GOAL: Below are the records. List every line holding the word "analoge".

Stored records:
════════════════

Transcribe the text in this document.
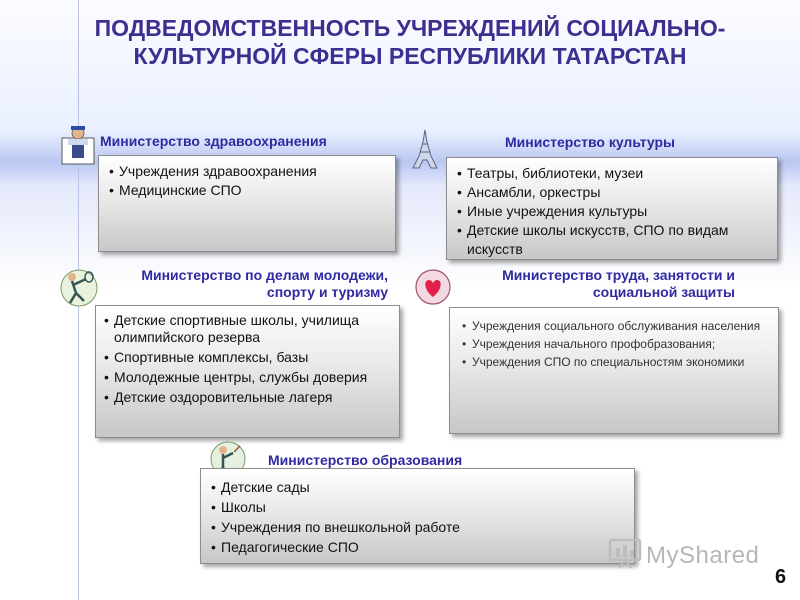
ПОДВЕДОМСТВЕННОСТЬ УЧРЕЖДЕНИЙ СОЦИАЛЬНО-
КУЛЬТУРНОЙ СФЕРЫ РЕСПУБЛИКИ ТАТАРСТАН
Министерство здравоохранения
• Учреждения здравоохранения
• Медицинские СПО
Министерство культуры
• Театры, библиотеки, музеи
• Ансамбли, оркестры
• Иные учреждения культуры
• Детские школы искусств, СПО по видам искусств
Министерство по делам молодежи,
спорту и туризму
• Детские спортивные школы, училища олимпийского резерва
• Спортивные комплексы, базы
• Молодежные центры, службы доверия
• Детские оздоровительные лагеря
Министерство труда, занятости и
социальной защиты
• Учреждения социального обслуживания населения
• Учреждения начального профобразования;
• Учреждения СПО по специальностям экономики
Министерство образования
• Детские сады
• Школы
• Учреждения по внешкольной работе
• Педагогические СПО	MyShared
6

════════════════

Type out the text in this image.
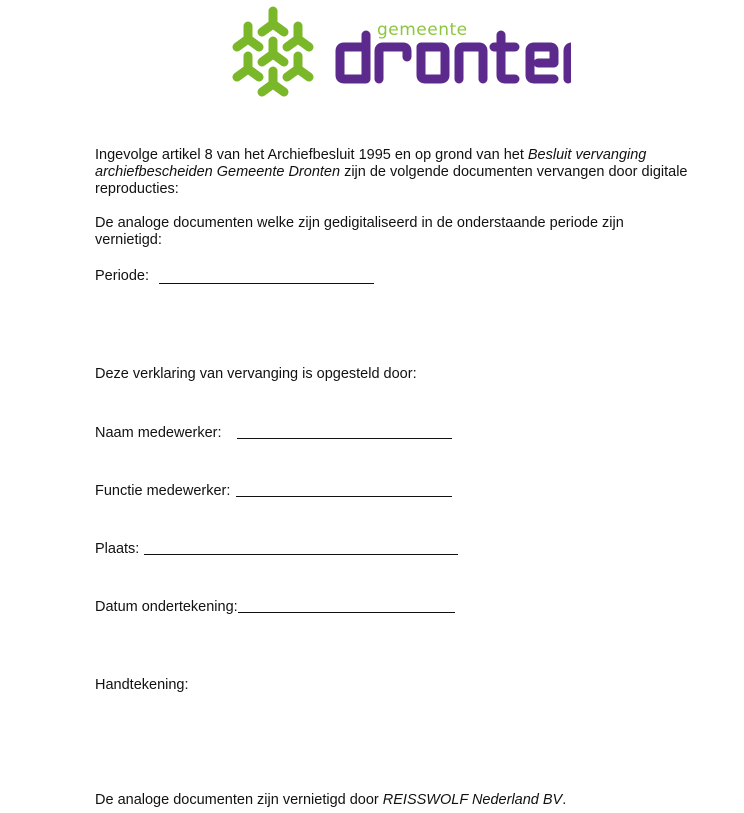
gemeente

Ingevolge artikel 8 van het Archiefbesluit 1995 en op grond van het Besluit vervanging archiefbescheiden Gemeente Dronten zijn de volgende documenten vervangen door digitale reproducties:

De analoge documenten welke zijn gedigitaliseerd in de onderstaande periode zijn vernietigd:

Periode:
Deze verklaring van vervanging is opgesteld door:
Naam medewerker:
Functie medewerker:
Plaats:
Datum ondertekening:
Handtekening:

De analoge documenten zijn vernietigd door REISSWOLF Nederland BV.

════════════════

SOLUTION:
De analoge documenten welke zijn gedigitaliseerd in de onderstaande periode zijn vernietigd:
De analoge documenten zijn vernietigd door REISSWOLF Nederland BV.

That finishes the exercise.